WHAT THE EXERCISE ASKS
Select all lines with the string "等效连续" in them, and copy those lines.

— Begin TASK INPUTS —

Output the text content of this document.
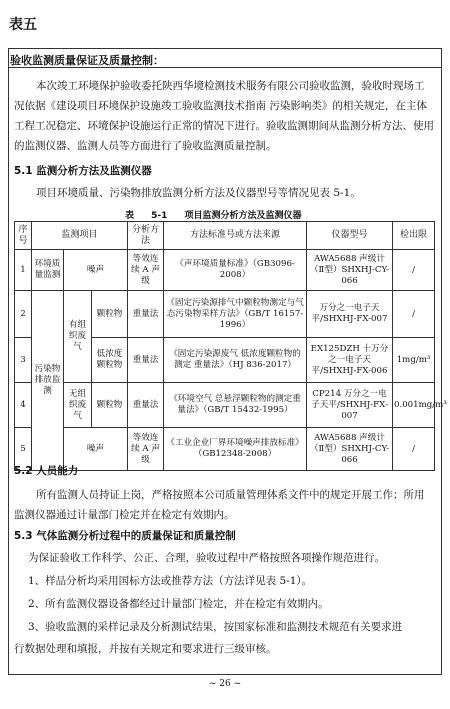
表五
验收监测质量保证及质量控制：

本次竣工环境保护验收委托陕西华境检测技术服务有限公司验收监测，验收时现场工况依据《建设项目环境保护设施竣工验收监测技术指南 污染影响类》的相关规定，在主体工程工况稳定、环境保护设施运行正常的情况下进行。验收监测期间从监测分析方法、使用的监测仪器、监测人员等方面进行了验收监测质量控制。

5.1 监测分析方法及监测仪器

项目环境质量、污染物排放监测分析方法及仪器型号等情况见表 5-1。

表 5-1 项目监测分析方法及监测仪器
序号	监测项目			分析方法	方法标准号或方法来源	仪器型号	检出限
1	环境质量监测	噪声		等效连续 A 声级	《声环境质量标准》（GB3096-2008）	AWA5688 声级计（Ⅱ型）SHXHJ-CY-066	/
2	污染物排放监测	有组织废气	颗粒物	重量法	《固定污染源排气中颗粒物测定与气态污染物采样方法》（GB/T 16157-1996）	万分之一电子天平/SHXHJ-FX-007	/
3			低浓度颗粒物	重量法	《固定污染源废气 低浓度颗粒物的测定 重量法》（HJ 836-2017）	EX125DZH 十万分之一电子天平/SHXHJ-FX-006	1mg/m³
4		无组织废气	颗粒物	重量法	《环境空气 总悬浮颗粒物的测定重量法》（GB/T 15432-1995）	CP214 万分之一电子天平/SHXHJ-FX-007	0.001mg/m³
5		噪声		等效连续 A 声级	《工业企业厂界环境噪声排放标准》（GB12348-2008）	AWA5688 声级计（Ⅱ型）SHXHJ-CY-066	/
5.2 人员能力

所有监测人员持证上岗，严格按照本公司质量管理体系文件中的规定开展工作；所用监测仪器通过计量部门检定并在检定有效期内。

5.3 气体监测分析过程中的质量保证和质量控制
为保证验收工作科学、公正、合理，验收过程中严格按照各项操作规范进行。
1、样品分析均采用国标方法或推荐方法（方法详见表 5-1）。
2、所有监测仪器设备都经过计量部门检定，并在检定有效期内。
3、验收监测的采样记录及分析测试结果，按国家标准和监测技术规范有关要求进
行数据处理和填报，并按有关规定和要求进行三级审核。
~ 26 ~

— End TASK INPUTS —

FINISHED ANSWER
1	环境质量监测	噪声		等效连续 A 声级	《声环境质量标准》（GB3096-2008）	AWA5688 声级计（Ⅱ型）SHXHJ-CY-066	/
5		噪声		等效连续 A 声级	《工业企业厂界环境噪声排放标准》（GB12348-2008）	AWA5688 声级计（Ⅱ型）SHXHJ-CY-066	/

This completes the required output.